## PROBLEM TO WORK ON
All entries below are to be set down again, identical to the source.

## GIVEN INFORMATION
((
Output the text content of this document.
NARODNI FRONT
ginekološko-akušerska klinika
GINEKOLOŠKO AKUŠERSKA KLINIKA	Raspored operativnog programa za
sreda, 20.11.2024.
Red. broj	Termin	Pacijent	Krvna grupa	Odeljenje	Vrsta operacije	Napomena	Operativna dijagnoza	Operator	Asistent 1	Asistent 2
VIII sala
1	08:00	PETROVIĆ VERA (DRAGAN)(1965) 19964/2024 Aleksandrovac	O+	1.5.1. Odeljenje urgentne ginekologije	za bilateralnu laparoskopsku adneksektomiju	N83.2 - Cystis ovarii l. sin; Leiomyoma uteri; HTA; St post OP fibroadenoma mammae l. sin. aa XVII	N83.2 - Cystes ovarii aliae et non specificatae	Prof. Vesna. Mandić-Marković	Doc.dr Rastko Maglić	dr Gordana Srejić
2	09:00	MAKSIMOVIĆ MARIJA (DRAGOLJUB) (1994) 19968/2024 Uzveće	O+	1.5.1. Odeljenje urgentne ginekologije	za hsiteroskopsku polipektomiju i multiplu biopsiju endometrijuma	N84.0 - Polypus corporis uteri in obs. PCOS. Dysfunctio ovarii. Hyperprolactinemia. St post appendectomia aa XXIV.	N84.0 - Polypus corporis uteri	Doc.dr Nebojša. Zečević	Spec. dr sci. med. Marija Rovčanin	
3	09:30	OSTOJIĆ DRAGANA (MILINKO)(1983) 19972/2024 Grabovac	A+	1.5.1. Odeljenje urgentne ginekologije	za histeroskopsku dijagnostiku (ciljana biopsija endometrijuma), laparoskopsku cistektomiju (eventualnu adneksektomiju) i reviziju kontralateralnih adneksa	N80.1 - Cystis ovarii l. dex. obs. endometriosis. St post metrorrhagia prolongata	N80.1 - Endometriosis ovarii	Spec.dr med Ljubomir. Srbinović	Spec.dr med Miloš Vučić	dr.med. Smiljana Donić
))
## ANSWER IN FULL
Output the text content of this document.
NARODNI FRONT
ginekološko-akušerska klinika
GINEKOLOŠKO AKUŠERSKA KLINIKA	Raspored operativnog programa za
sreda, 20.11.2024.
Red. broj	Termin	Pacijent	Krvna grupa	Odeljenje	Vrsta operacije	Napomena	Operativna dijagnoza	Operator	Asistent 1	Asistent 2
VIII sala
1	08:00	PETROVIĆ VERA (DRAGAN)(1965) 19964/2024 Aleksandrovac	O+	1.5.1. Odeljenje urgentne ginekologije	za bilateralnu laparoskopsku adneksektomiju	N83.2 - Cystis ovarii l. sin; Leiomyoma uteri; HTA; St post OP fibroadenoma mammae l. sin. aa XVII	N83.2 - Cystes ovarii aliae et non specificatae	Prof. Vesna. Mandić-Marković	Doc.dr Rastko Maglić	dr Gordana Srejić
2	09:00	MAKSIMOVIĆ MARIJA (DRAGOLJUB) (1994) 19968/2024 Uzveće	O+	1.5.1. Odeljenje urgentne ginekologije	za hsiteroskopsku polipektomiju i multiplu biopsiju endometrijuma	N84.0 - Polypus corporis uteri in obs. PCOS. Dysfunctio ovarii. Hyperprolactinemia. St post appendectomia aa XXIV.	N84.0 - Polypus corporis uteri	Doc.dr Nebojša. Zečević	Spec. dr sci. med. Marija Rovčanin	
3	09:30	OSTOJIĆ DRAGANA (MILINKO)(1983) 19972/2024 Grabovac	A+	1.5.1. Odeljenje urgentne ginekologije	za histeroskopsku dijagnostiku (ciljana biopsija endometrijuma), laparoskopsku cistektomiju (eventualnu adneksektomiju) i reviziju kontralateralnih adneksa	N80.1 - Cystis ovarii l. dex. obs. endometriosis. St post metrorrhagia prolongata	N80.1 - Endometriosis ovarii	Spec.dr med Ljubomir. Srbinović	Spec.dr med Miloš Vučić	dr.med. Smiljana Donić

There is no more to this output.